• [INPUT ROWS]

■ ■ ■

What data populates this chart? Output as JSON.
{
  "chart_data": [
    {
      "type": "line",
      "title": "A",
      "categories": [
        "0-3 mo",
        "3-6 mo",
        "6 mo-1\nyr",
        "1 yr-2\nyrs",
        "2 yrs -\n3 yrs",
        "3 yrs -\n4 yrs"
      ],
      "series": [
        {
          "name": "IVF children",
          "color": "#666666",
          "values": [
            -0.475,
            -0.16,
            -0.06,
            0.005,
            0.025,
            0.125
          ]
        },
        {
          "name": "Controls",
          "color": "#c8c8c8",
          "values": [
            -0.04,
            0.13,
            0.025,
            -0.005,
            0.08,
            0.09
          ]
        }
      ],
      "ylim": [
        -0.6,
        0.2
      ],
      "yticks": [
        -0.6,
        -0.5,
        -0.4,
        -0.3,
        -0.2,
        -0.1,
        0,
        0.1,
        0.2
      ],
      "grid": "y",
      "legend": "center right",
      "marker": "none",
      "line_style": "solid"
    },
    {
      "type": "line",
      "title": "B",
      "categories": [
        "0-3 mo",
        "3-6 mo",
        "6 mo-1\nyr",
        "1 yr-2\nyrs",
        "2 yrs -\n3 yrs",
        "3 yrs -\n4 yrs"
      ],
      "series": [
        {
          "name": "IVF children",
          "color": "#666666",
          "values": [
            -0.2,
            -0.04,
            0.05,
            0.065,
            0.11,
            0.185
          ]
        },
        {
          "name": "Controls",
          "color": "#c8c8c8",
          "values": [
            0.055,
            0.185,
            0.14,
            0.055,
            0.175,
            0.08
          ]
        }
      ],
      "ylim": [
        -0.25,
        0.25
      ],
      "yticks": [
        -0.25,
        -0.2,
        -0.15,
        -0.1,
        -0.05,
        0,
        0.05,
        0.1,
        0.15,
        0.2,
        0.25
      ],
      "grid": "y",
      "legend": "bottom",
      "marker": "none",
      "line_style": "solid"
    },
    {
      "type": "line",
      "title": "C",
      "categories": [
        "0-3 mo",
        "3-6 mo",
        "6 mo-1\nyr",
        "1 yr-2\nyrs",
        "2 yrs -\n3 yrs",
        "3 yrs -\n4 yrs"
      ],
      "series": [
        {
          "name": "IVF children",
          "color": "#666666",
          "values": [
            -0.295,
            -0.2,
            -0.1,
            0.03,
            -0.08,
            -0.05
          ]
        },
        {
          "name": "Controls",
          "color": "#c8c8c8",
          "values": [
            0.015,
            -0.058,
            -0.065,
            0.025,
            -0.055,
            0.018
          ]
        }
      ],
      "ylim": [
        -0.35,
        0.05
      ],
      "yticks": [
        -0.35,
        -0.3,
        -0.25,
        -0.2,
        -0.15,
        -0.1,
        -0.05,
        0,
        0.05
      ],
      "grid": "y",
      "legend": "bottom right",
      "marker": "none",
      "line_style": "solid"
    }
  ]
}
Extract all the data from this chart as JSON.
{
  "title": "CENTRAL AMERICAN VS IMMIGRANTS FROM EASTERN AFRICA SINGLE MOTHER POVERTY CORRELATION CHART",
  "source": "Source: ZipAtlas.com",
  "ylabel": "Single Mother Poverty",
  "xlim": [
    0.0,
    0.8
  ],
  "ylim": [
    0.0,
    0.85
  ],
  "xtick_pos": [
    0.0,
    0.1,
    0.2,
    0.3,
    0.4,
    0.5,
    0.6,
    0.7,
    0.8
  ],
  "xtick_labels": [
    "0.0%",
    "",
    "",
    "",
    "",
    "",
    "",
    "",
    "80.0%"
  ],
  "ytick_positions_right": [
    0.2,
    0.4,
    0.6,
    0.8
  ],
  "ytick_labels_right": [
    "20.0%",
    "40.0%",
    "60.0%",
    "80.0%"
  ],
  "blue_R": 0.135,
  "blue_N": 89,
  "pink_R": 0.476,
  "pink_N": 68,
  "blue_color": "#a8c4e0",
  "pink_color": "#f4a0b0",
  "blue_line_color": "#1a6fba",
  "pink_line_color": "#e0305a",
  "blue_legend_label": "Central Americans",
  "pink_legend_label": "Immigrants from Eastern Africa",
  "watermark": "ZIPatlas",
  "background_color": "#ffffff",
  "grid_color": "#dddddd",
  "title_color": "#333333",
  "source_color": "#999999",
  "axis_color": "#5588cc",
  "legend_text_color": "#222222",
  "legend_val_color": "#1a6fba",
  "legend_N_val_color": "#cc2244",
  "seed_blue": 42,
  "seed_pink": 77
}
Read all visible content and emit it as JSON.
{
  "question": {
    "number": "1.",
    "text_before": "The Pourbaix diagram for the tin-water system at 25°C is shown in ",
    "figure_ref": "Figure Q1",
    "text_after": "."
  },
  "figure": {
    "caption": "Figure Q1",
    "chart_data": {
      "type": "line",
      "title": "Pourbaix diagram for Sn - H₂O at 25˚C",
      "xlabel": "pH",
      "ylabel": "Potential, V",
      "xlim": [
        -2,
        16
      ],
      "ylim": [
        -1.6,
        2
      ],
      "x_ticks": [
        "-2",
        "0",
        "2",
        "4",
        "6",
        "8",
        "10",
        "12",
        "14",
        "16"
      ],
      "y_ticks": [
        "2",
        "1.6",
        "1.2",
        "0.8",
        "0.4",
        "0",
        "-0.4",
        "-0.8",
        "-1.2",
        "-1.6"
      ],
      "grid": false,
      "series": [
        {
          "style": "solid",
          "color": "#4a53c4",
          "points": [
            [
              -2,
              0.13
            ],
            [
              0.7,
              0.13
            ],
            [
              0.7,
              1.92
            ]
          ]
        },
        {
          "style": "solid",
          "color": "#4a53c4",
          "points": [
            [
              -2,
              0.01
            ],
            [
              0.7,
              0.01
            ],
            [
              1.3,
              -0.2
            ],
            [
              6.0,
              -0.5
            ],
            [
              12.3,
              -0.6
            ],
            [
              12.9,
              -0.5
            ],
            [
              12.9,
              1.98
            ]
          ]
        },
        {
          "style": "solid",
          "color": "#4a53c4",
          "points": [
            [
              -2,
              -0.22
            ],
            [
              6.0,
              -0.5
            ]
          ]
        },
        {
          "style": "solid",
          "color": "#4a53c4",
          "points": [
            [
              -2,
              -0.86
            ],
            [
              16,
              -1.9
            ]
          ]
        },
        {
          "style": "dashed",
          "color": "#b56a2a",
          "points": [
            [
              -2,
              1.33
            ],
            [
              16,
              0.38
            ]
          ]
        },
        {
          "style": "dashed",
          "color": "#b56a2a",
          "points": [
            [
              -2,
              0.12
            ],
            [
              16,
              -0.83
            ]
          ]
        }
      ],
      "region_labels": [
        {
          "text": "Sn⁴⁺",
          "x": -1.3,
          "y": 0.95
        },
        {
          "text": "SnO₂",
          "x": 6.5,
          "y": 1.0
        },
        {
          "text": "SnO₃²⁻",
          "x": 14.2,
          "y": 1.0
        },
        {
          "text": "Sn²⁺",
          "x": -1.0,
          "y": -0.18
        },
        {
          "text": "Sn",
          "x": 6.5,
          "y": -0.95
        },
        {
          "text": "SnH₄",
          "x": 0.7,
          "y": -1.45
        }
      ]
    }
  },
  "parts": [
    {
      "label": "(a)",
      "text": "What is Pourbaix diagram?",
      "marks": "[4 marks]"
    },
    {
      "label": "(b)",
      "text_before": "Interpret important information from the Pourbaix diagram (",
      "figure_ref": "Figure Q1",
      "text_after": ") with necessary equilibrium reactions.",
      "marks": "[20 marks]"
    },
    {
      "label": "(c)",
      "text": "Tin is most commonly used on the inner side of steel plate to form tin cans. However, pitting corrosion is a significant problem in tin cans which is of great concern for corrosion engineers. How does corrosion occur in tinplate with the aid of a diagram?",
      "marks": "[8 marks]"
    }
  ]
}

■ ■ ■

• [REQUIRED WORK] Return the material exactly as it stands.

• [WRITTEN RESPONSE]
What data populates this chart? Output as JSON.
{
  "chart_data": [
    {
      "type": "line",
      "title": "A",
      "categories": [
        "0-3 mo",
        "3-6 mo",
        "6 mo-1\nyr",
        "1 yr-2\nyrs",
        "2 yrs -\n3 yrs",
        "3 yrs -\n4 yrs"
      ],
      "series": [
        {
          "name": "IVF children",
          "color": "#666666",
          "values": [
            -0.475,
            -0.16,
            -0.06,
            0.005,
            0.025,
            0.125
          ]
        },
        {
          "name": "Controls",
          "color": "#c8c8c8",
          "values": [
            -0.04,
            0.13,
            0.025,
            -0.005,
            0.08,
            0.09
          ]
        }
      ],
      "ylim": [
        -0.6,
        0.2
      ],
      "yticks": [
        -0.6,
        -0.5,
        -0.4,
        -0.3,
        -0.2,
        -0.1,
        0,
        0.1,
        0.2
      ],
      "grid": "y",
      "legend": "center right",
      "marker": "none",
      "line_style": "solid"
    },
    {
      "type": "line",
      "title": "B",
      "categories": [
        "0-3 mo",
        "3-6 mo",
        "6 mo-1\nyr",
        "1 yr-2\nyrs",
        "2 yrs -\n3 yrs",
        "3 yrs -\n4 yrs"
      ],
      "series": [
        {
          "name": "IVF children",
          "color": "#666666",
          "values": [
            -0.2,
            -0.04,
            0.05,
            0.065,
            0.11,
            0.185
          ]
        },
        {
          "name": "Controls",
          "color": "#c8c8c8",
          "values": [
            0.055,
            0.185,
            0.14,
            0.055,
            0.175,
            0.08
          ]
        }
      ],
      "ylim": [
        -0.25,
        0.25
      ],
      "yticks": [
        -0.25,
        -0.2,
        -0.15,
        -0.1,
        -0.05,
        0,
        0.05,
        0.1,
        0.15,
        0.2,
        0.25
      ],
      "grid": "y",
      "legend": "bottom",
      "marker": "none",
      "line_style": "solid"
    },
    {
      "type": "line",
      "title": "C",
      "categories": [
        "0-3 mo",
        "3-6 mo",
        "6 mo-1\nyr",
        "1 yr-2\nyrs",
        "2 yrs -\n3 yrs",
        "3 yrs -\n4 yrs"
      ],
      "series": [
        {
          "name": "IVF children",
          "color": "#666666",
          "values": [
            -0.295,
            -0.2,
            -0.1,
            0.03,
            -0.08,
            -0.05
          ]
        },
        {
          "name": "Controls",
          "color": "#c8c8c8",
          "values": [
            0.015,
            -0.058,
            -0.065,
            0.025,
            -0.055,
            0.018
          ]
        }
      ],
      "ylim": [
        -0.35,
        0.05
      ],
      "yticks": [
        -0.35,
        -0.3,
        -0.25,
        -0.2,
        -0.15,
        -0.1,
        -0.05,
        0,
        0.05
      ],
      "grid": "y",
      "legend": "bottom right",
      "marker": "none",
      "line_style": "solid"
    }
  ]
}
Extract all the data from this chart as JSON.
{
  "title": "CENTRAL AMERICAN VS IMMIGRANTS FROM EASTERN AFRICA SINGLE MOTHER POVERTY CORRELATION CHART",
  "source": "Source: ZipAtlas.com",
  "ylabel": "Single Mother Poverty",
  "xlim": [
    0.0,
    0.8
  ],
  "ylim": [
    0.0,
    0.85
  ],
  "xtick_pos": [
    0.0,
    0.1,
    0.2,
    0.3,
    0.4,
    0.5,
    0.6,
    0.7,
    0.8
  ],
  "xtick_labels": [
    "0.0%",
    "",
    "",
    "",
    "",
    "",
    "",
    "",
    "80.0%"
  ],
  "ytick_positions_right": [
    0.2,
    0.4,
    0.6,
    0.8
  ],
  "ytick_labels_right": [
    "20.0%",
    "40.0%",
    "60.0%",
    "80.0%"
  ],
  "blue_R": 0.135,
  "blue_N": 89,
  "pink_R": 0.476,
  "pink_N": 68,
  "blue_color": "#a8c4e0",
  "pink_color": "#f4a0b0",
  "blue_line_color": "#1a6fba",
  "pink_line_color": "#e0305a",
  "blue_legend_label": "Central Americans",
  "pink_legend_label": "Immigrants from Eastern Africa",
  "watermark": "ZIPatlas",
  "background_color": "#ffffff",
  "grid_color": "#dddddd",
  "title_color": "#333333",
  "source_color": "#999999",
  "axis_color": "#5588cc",
  "legend_text_color": "#222222",
  "legend_val_color": "#1a6fba",
  "legend_N_val_color": "#cc2244",
  "seed_blue": 42,
  "seed_pink": 77
}
Read all visible content and emit it as JSON.
{
  "question": {
    "number": "1.",
    "text_before": "The Pourbaix diagram for the tin-water system at 25°C is shown in ",
    "figure_ref": "Figure Q1",
    "text_after": "."
  },
  "figure": {
    "caption": "Figure Q1",
    "chart_data": {
      "type": "line",
      "title": "Pourbaix diagram for Sn - H₂O at 25˚C",
      "xlabel": "pH",
      "ylabel": "Potential, V",
      "xlim": [
        -2,
        16
      ],
      "ylim": [
        -1.6,
        2
      ],
      "x_ticks": [
        "-2",
        "0",
        "2",
        "4",
        "6",
        "8",
        "10",
        "12",
        "14",
        "16"
      ],
      "y_ticks": [
        "2",
        "1.6",
        "1.2",
        "0.8",
        "0.4",
        "0",
        "-0.4",
        "-0.8",
        "-1.2",
        "-1.6"
      ],
      "grid": false,
      "series": [
        {
          "style": "solid",
          "color": "#4a53c4",
          "points": [
            [
              -2,
              0.13
            ],
            [
              0.7,
              0.13
            ],
            [
              0.7,
              1.92
            ]
          ]
        },
        {
          "style": "solid",
          "color": "#4a53c4",
          "points": [
            [
              -2,
              0.01
            ],
            [
              0.7,
              0.01
            ],
            [
              1.3,
              -0.2
            ],
            [
              6.0,
              -0.5
            ],
            [
              12.3,
              -0.6
            ],
            [
              12.9,
              -0.5
            ],
            [
              12.9,
              1.98
            ]
          ]
        },
        {
          "style": "solid",
          "color": "#4a53c4",
          "points": [
            [
              -2,
              -0.22
            ],
            [
              6.0,
              -0.5
            ]
          ]
        },
        {
          "style": "solid",
          "color": "#4a53c4",
          "points": [
            [
              -2,
              -0.86
            ],
            [
              16,
              -1.9
            ]
          ]
        },
        {
          "style": "dashed",
          "color": "#b56a2a",
          "points": [
            [
              -2,
              1.33
            ],
            [
              16,
              0.38
            ]
          ]
        },
        {
          "style": "dashed",
          "color": "#b56a2a",
          "points": [
            [
              -2,
              0.12
            ],
            [
              16,
              -0.83
            ]
          ]
        }
      ],
      "region_labels": [
        {
          "text": "Sn⁴⁺",
          "x": -1.3,
          "y": 0.95
        },
        {
          "text": "SnO₂",
          "x": 6.5,
          "y": 1.0
        },
        {
          "text": "SnO₃²⁻",
          "x": 14.2,
          "y": 1.0
        },
        {
          "text": "Sn²⁺",
          "x": -1.0,
          "y": -0.18
        },
        {
          "text": "Sn",
          "x": 6.5,
          "y": -0.95
        },
        {
          "text": "SnH₄",
          "x": 0.7,
          "y": -1.45
        }
      ]
    }
  },
  "parts": [
    {
      "label": "(a)",
      "text": "What is Pourbaix diagram?",
      "marks": "[4 marks]"
    },
    {
      "label": "(b)",
      "text_before": "Interpret important information from the Pourbaix diagram (",
      "figure_ref": "Figure Q1",
      "text_after": ") with necessary equilibrium reactions.",
      "marks": "[20 marks]"
    },
    {
      "label": "(c)",
      "text": "Tin is most commonly used on the inner side of steel plate to form tin cans. However, pitting corrosion is a significant problem in tin cans which is of great concern for corrosion engineers. How does corrosion occur in tinplate with the aid of a diagram?",
      "marks": "[8 marks]"
    }
  ]
}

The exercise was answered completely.